[Text passage]:
┌────────

Skyrocketing housing and living costs are eating away at Canberra's status as the nation's richest capital city.
Advance Australia Fair - a report issued today - by trusted economic researchers AMP/NATSEM shows that, despite Canberra being home to Australia's wealthiest people, ACT families are being hit hard by the financial squeeze.
Between 2001 and 2006, housing costs across the nation rose by an average of 62 per cent - or $123 to $199 a week - while average Australian household income rose only half as much.
The biggest increases in housing costs between 63 per cent and 68 per cent were recorded in Adelaide, Brisbane, Hobart and Canberra.
The 62 per cent rise in housing costs for middle-income areas compared unfavourably with 54 per cent for affluent areas and 48per cent for low-income areas.
The figures were supported by new ABS data contained in the publication Australian Social Trends 2008, which revealed that the average amount committed to a mortgage in the ACT by first-home buyers was the largest in the country.
On average, first-home buyers in the ACT last March committed $234,000, while their Tasmanian counterparts spent the lowest amount $155,000.
Though house values continued to rise, the average mortgage debt for first-home buyers doubled to $213,000 in the 10 years to 2005-06.

└────────

(Region annotation rows)
┌────────

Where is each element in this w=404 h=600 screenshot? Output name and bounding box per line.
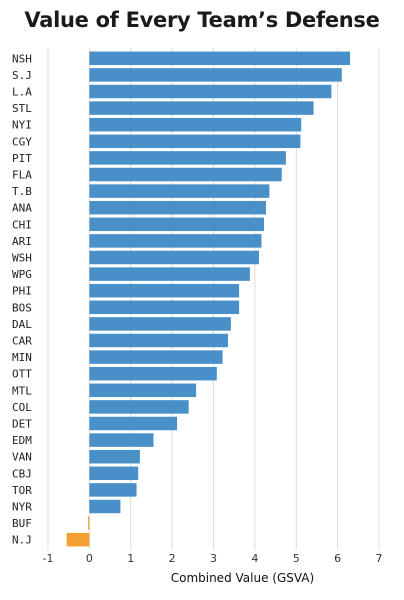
team-label-ott: OTT [12, 368, 32, 381]
team-label-buf: BUF [12, 517, 32, 530]
team-label-det: DET [12, 418, 32, 431]
x-tick-label-6: 5 [293, 552, 300, 565]
bar-nj [66, 532, 90, 547]
team-label-bos: BOS [12, 301, 32, 314]
team-label-col: COL [12, 401, 32, 414]
bar-min [89, 350, 223, 364]
team-label-nj: N.J [12, 534, 32, 547]
bar-phi [89, 283, 240, 298]
team-label-wpg: WPG [12, 268, 32, 281]
bar-nyi [89, 117, 302, 132]
bars [66, 51, 351, 547]
x-tick-label-3: 2 [169, 552, 176, 565]
bar-edm [89, 433, 154, 447]
bar-col [89, 400, 189, 414]
chart-title: Value of Every Team’s Defense [24, 8, 380, 32]
bar-sj [89, 68, 342, 82]
x-tick-label-4: 3 [210, 552, 217, 565]
gridlines [47, 48, 380, 550]
team-label-mtl: MTL [12, 384, 32, 397]
bar-stl [89, 101, 314, 115]
x-tick-label-8: 7 [376, 552, 383, 565]
bar-car [89, 333, 228, 348]
team-label-ari: ARI [12, 235, 32, 248]
bar-ott [89, 366, 217, 381]
team-labels: NSH S.J L.A STL NYI CGY PIT FLA T.B ANA CHI ARI WSH W… [12, 52, 32, 546]
bar-nyr [89, 499, 121, 514]
team-label-nyr: NYR [12, 501, 32, 514]
team-label-fla: FLA [12, 169, 32, 182]
team-label-min: MIN [12, 351, 32, 364]
team-label-chi: CHI [12, 218, 32, 231]
team-label-nyi: NYI [12, 119, 32, 132]
x-tick-label-0: -1 [43, 552, 54, 565]
team-label-dal: DAL [12, 318, 32, 331]
team-label-la: L.A [12, 86, 32, 99]
team-label-phi: PHI [12, 285, 32, 298]
team-label-nsh: NSH [12, 52, 32, 65]
bar-det [89, 416, 178, 431]
team-label-ana: ANA [12, 202, 32, 215]
x-tick-label-5: 4 [251, 552, 258, 565]
team-label-pit: PIT [12, 152, 32, 165]
team-label-tb: T.B [12, 185, 32, 198]
bar-ana [89, 200, 267, 215]
team-label-cgy: CGY [12, 135, 32, 148]
x-axis-ticks: -1 0 1 2 3 4 5 6 7 [43, 552, 383, 565]
bar-pit [89, 151, 286, 165]
bar-nsh [89, 51, 351, 66]
team-label-van: VAN [12, 451, 32, 464]
bar-cbj [89, 466, 139, 481]
bar-mtl [89, 383, 197, 398]
bar-fla [89, 167, 282, 182]
team-label-sj: S.J [12, 69, 32, 82]
team-label-car: CAR [12, 335, 32, 348]
team-label-edm: EDM [12, 434, 32, 447]
team-label-wsh: WSH [12, 252, 32, 265]
team-label-tor: TOR [12, 484, 32, 497]
x-tick-label-1: 0 [86, 552, 93, 565]
bar-van [89, 449, 140, 464]
bar-bos [89, 300, 240, 315]
x-axis-title: Combined Value (GSVA) [171, 571, 314, 585]
bar-cgy [89, 134, 301, 149]
bar-la [89, 84, 332, 99]
bar-tor [89, 483, 137, 497]
bar-ari [89, 234, 262, 248]
bar-tb [89, 184, 270, 198]
team-label-cbj: CBJ [12, 467, 32, 480]
x-tick-label-2: 1 [127, 552, 134, 565]
bar-wpg [89, 267, 250, 281]
bar-chi [89, 217, 264, 232]
bar-buf [88, 516, 90, 530]
team-label-stl: STL [12, 102, 32, 115]
bar-dal [89, 317, 231, 331]
x-tick-label-7: 6 [334, 552, 341, 565]
bar-wsh [89, 250, 260, 265]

└────────

[Directions for this task]:
Reproduce the passage on Canberra housing costs word for word, starting at "The figures were" and ending at "lowest amount $155,000.".

[Result for this exercise]:
The figures were supported by new ABS data contained in the publication Australian Social Trends 2008, which revealed that the average amount committed to a mortgage in the ACT by first-home buyers was the largest in the country.
On average, first-home buyers in the ACT last March committed $234,000, while their Tasmanian counterparts spent the lowest amount $155,000.